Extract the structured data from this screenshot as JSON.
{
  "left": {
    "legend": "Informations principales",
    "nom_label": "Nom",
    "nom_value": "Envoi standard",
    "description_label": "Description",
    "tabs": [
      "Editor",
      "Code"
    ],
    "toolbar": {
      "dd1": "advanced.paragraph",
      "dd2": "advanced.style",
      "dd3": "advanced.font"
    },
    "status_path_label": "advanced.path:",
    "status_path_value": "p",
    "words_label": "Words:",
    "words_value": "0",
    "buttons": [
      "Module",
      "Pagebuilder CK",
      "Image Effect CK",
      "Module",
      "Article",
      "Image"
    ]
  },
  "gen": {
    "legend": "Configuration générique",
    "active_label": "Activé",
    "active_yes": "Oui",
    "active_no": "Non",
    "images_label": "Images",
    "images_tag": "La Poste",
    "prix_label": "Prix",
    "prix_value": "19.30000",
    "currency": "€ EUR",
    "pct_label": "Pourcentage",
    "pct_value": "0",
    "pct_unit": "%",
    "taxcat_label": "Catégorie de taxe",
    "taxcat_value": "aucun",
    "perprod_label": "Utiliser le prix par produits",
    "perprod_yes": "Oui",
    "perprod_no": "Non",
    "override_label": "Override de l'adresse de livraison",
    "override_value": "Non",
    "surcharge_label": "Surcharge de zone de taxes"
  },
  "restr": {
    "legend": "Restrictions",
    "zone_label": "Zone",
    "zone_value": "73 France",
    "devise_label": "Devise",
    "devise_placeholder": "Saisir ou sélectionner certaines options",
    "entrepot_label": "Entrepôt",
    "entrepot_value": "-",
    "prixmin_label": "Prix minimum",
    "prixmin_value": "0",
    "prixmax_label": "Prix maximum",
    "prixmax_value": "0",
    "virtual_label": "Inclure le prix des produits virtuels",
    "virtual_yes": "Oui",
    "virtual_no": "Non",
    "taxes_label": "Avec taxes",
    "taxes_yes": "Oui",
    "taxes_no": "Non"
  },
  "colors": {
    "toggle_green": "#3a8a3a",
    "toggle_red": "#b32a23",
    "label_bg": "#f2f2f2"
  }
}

────

# [Task brief]
All the data must be duplicated exactly, with nothing added or removed.

# [Problem solution]
Extract the structured data from this screenshot as JSON.
{
  "left": {
    "legend": "Informations principales",
    "nom_label": "Nom",
    "nom_value": "Envoi standard",
    "description_label": "Description",
    "tabs": [
      "Editor",
      "Code"
    ],
    "toolbar": {
      "dd1": "advanced.paragraph",
      "dd2": "advanced.style",
      "dd3": "advanced.font"
    },
    "status_path_label": "advanced.path:",
    "status_path_value": "p",
    "words_label": "Words:",
    "words_value": "0",
    "buttons": [
      "Module",
      "Pagebuilder CK",
      "Image Effect CK",
      "Module",
      "Article",
      "Image"
    ]
  },
  "gen": {
    "legend": "Configuration générique",
    "active_label": "Activé",
    "active_yes": "Oui",
    "active_no": "Non",
    "images_label": "Images",
    "images_tag": "La Poste",
    "prix_label": "Prix",
    "prix_value": "19.30000",
    "currency": "€ EUR",
    "pct_label": "Pourcentage",
    "pct_value": "0",
    "pct_unit": "%",
    "taxcat_label": "Catégorie de taxe",
    "taxcat_value": "aucun",
    "perprod_label": "Utiliser le prix par produits",
    "perprod_yes": "Oui",
    "perprod_no": "Non",
    "override_label": "Override de l'adresse de livraison",
    "override_value": "Non",
    "surcharge_label": "Surcharge de zone de taxes"
  },
  "restr": {
    "legend": "Restrictions",
    "zone_label": "Zone",
    "zone_value": "73 France",
    "devise_label": "Devise",
    "devise_placeholder": "Saisir ou sélectionner certaines options",
    "entrepot_label": "Entrepôt",
    "entrepot_value": "-",
    "prixmin_label": "Prix minimum",
    "prixmin_value": "0",
    "prixmax_label": "Prix maximum",
    "prixmax_value": "0",
    "virtual_label": "Inclure le prix des produits virtuels",
    "virtual_yes": "Oui",
    "virtual_no": "Non",
    "taxes_label": "Avec taxes",
    "taxes_yes": "Oui",
    "taxes_no": "Non"
  },
  "colors": {
    "toggle_green": "#3a8a3a",
    "toggle_red": "#b32a23",
    "label_bg": "#f2f2f2"
  }
}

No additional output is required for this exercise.